* _Description of the task_: Sort through the data and copy the lines holding the word "Filter".

* _The input_:
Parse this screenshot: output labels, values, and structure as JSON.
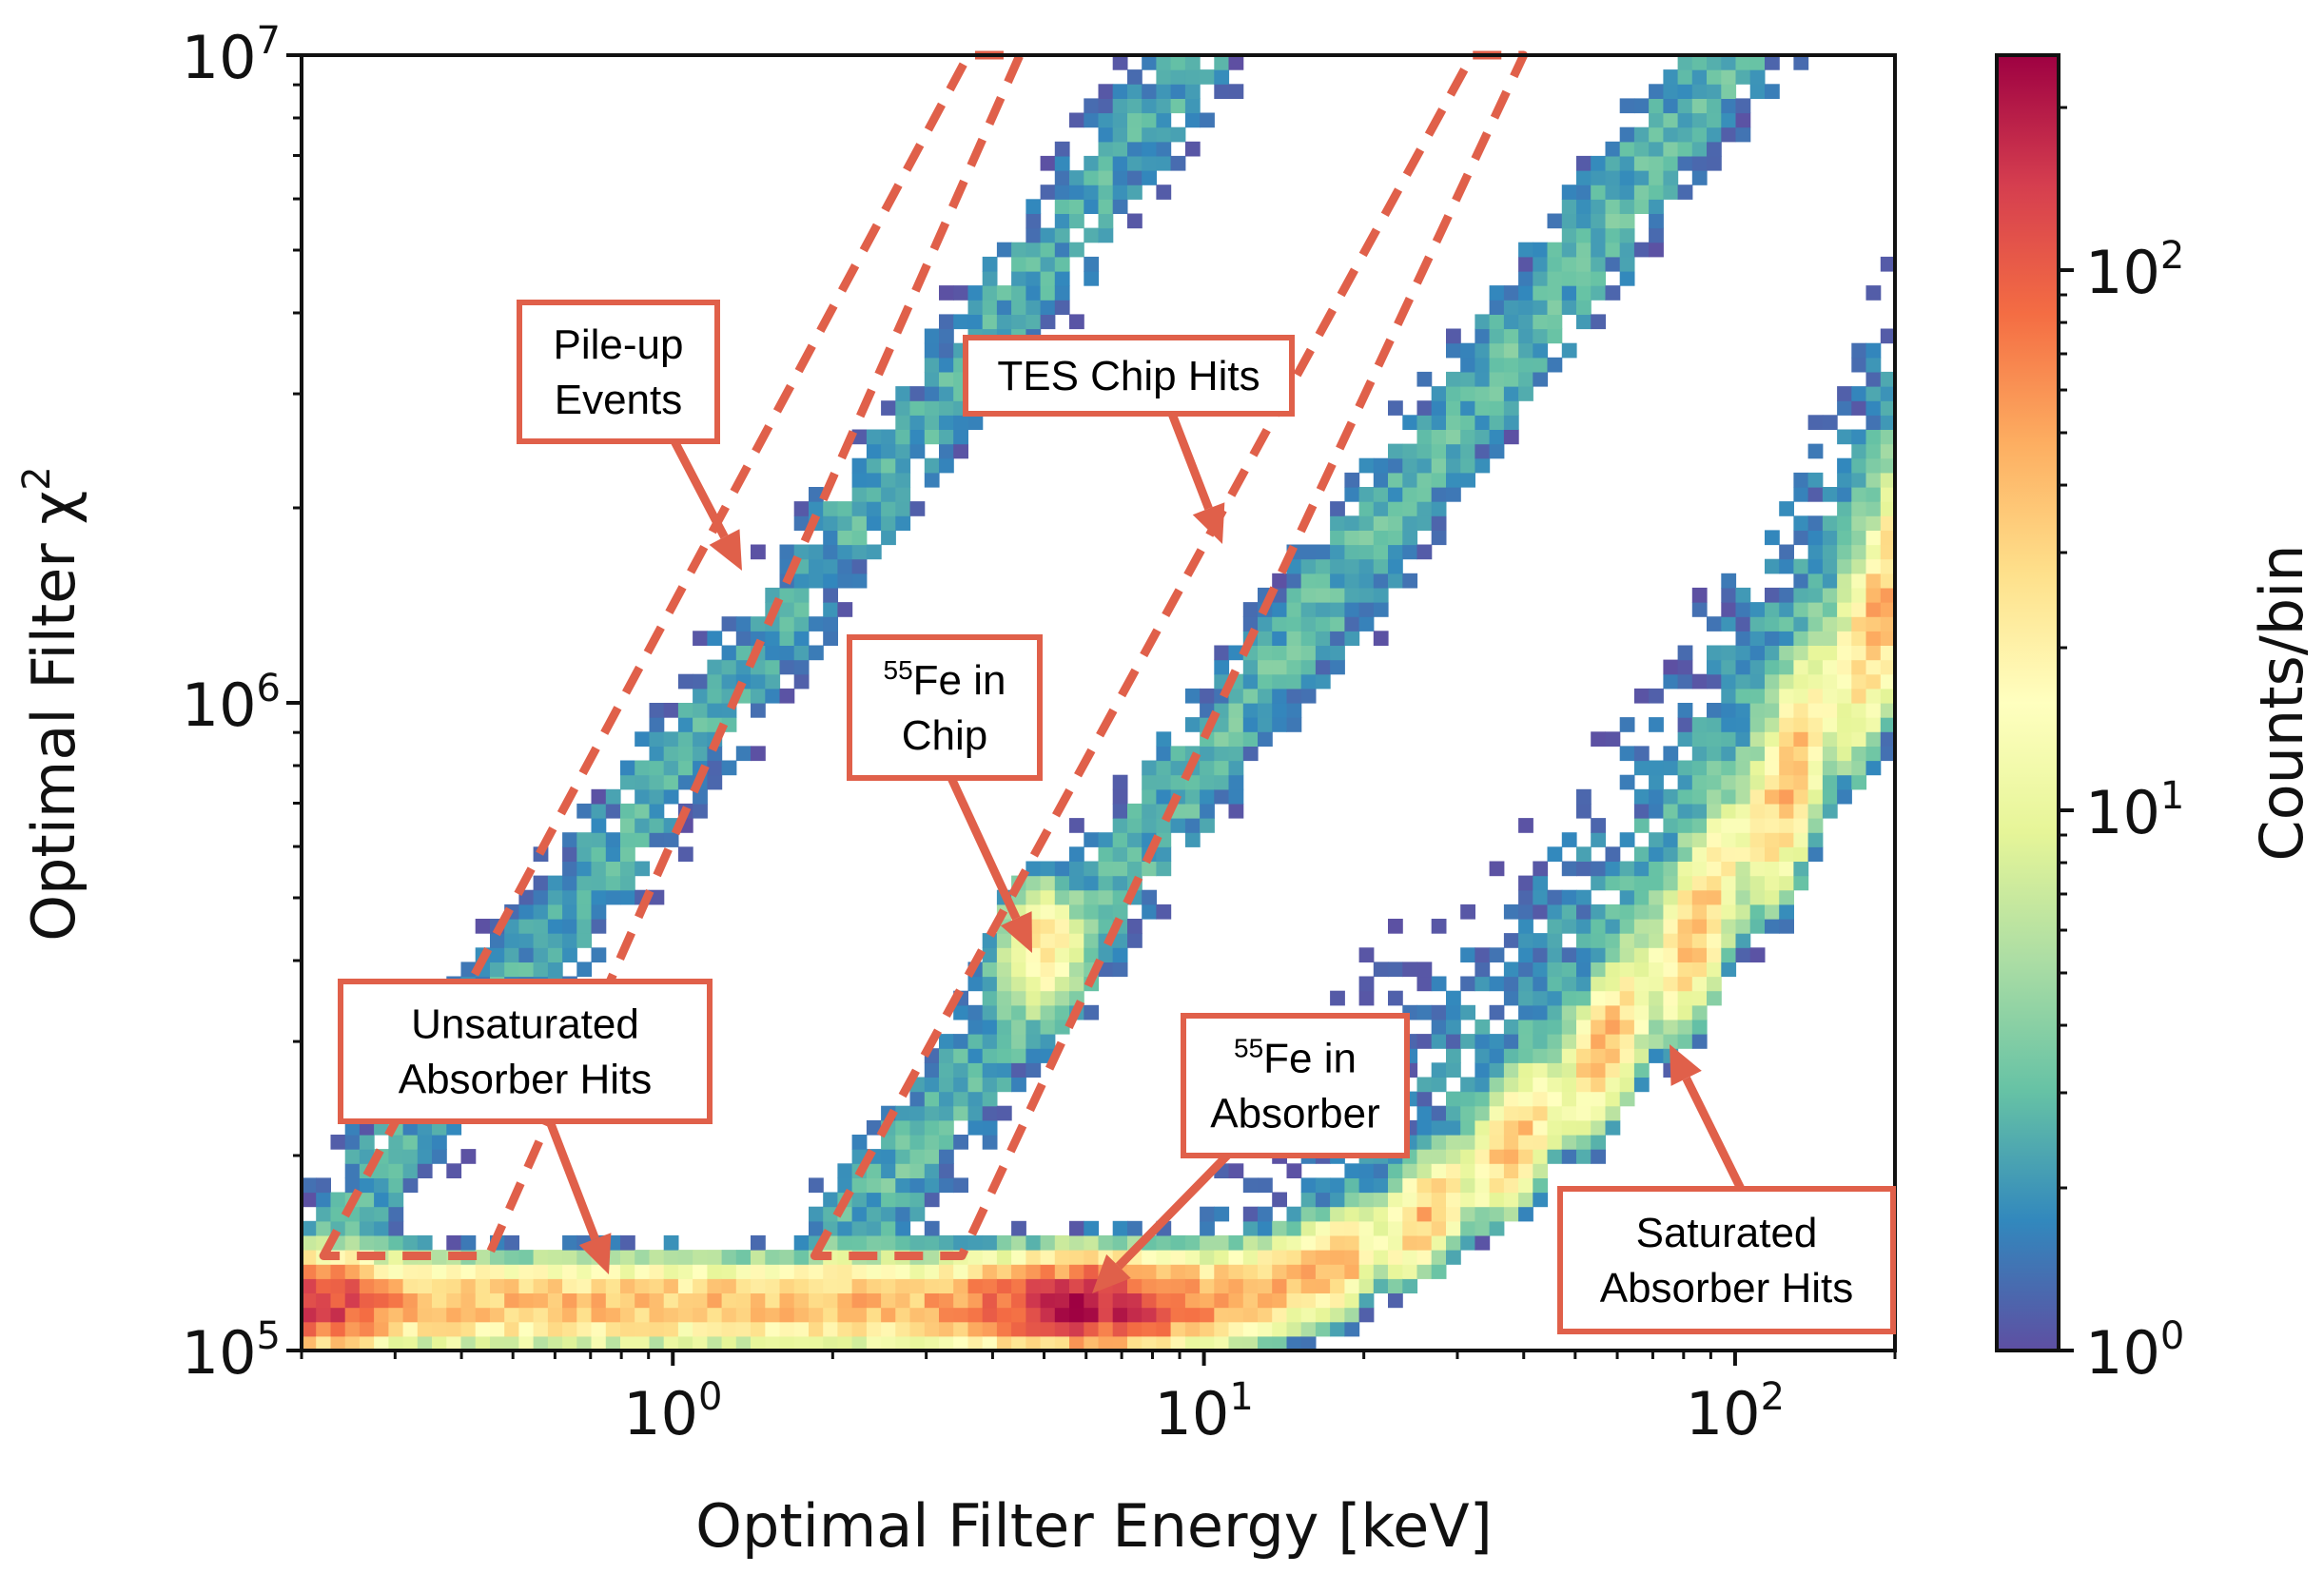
{
  "chart_data": {
    "type": "heatmap",
    "xlabel": "Optimal Filter Energy [keV]",
    "ylabel": "Optimal Filter χ²",
    "ylabel_base": "Optimal Filter χ",
    "ylabel_sup": "2",
    "x_scale": "log",
    "y_scale": "log",
    "xlim": [
      0.2,
      200
    ],
    "ylim": [
      100000,
      10000000
    ],
    "x_ticks": [
      {
        "value": 1,
        "base": "10",
        "exp": "0"
      },
      {
        "value": 10,
        "base": "10",
        "exp": "1"
      },
      {
        "value": 100,
        "base": "10",
        "exp": "2"
      }
    ],
    "y_ticks": [
      {
        "value": 100000,
        "base": "10",
        "exp": "5"
      },
      {
        "value": 1000000,
        "base": "10",
        "exp": "6"
      },
      {
        "value": 10000000,
        "base": "10",
        "exp": "7"
      }
    ],
    "colorbar": {
      "label": "Counts/bin",
      "scale": "log",
      "range": [
        1,
        250
      ],
      "colormap": "Spectral_r",
      "ticks": [
        {
          "value": 1,
          "base": "10",
          "exp": "0"
        },
        {
          "value": 10,
          "base": "10",
          "exp": "1"
        },
        {
          "value": 100,
          "base": "10",
          "exp": "2"
        }
      ]
    },
    "bins": {
      "x": 110,
      "y": 90
    },
    "populations": [
      {
        "name": "Unsaturated Absorber Hits",
        "x_range": [
          0.2,
          6
        ],
        "chi2_level": 120000,
        "counts_peak": 250
      },
      {
        "name": "55Fe in Absorber",
        "x": 6,
        "chi2": 118000,
        "counts_peak": 200
      },
      {
        "name": "Saturated Absorber Hits",
        "x_range": [
          10,
          200
        ],
        "chi2_start": 120000,
        "chi2_end": 2500000,
        "counts_peak": 60
      },
      {
        "name": "55Fe in Chip",
        "x": 4.9,
        "chi2": 420000,
        "counts_peak": 25
      },
      {
        "name": "Pile-up Events",
        "x_range": [
          0.2,
          4
        ],
        "chi2_range": [
          130000,
          10000000
        ]
      },
      {
        "name": "TES Chip Hits",
        "x_range": [
          1.8,
          38
        ],
        "chi2_range": [
          130000,
          10000000
        ]
      }
    ],
    "annotations": [
      {
        "lines": [
          "Pile-up",
          "Events"
        ]
      },
      {
        "lines": [
          "TES Chip Hits"
        ]
      },
      {
        "sup": "55",
        "lines": [
          "Fe in",
          "Chip"
        ]
      },
      {
        "lines": [
          "Unsaturated",
          "Absorber Hits"
        ]
      },
      {
        "sup": "55",
        "lines": [
          "Fe in",
          "Absorber"
        ]
      },
      {
        "lines": [
          "Saturated",
          "Absorber Hits"
        ]
      }
    ],
    "colors": {
      "annotation": "#e0604a",
      "grid": "none"
    }
  }
}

* _Solution_:
    "xlabel": "Optimal Filter Energy [keV]",
    "ylabel": "Optimal Filter χ²",
    "ylabel_base": "Optimal Filter χ",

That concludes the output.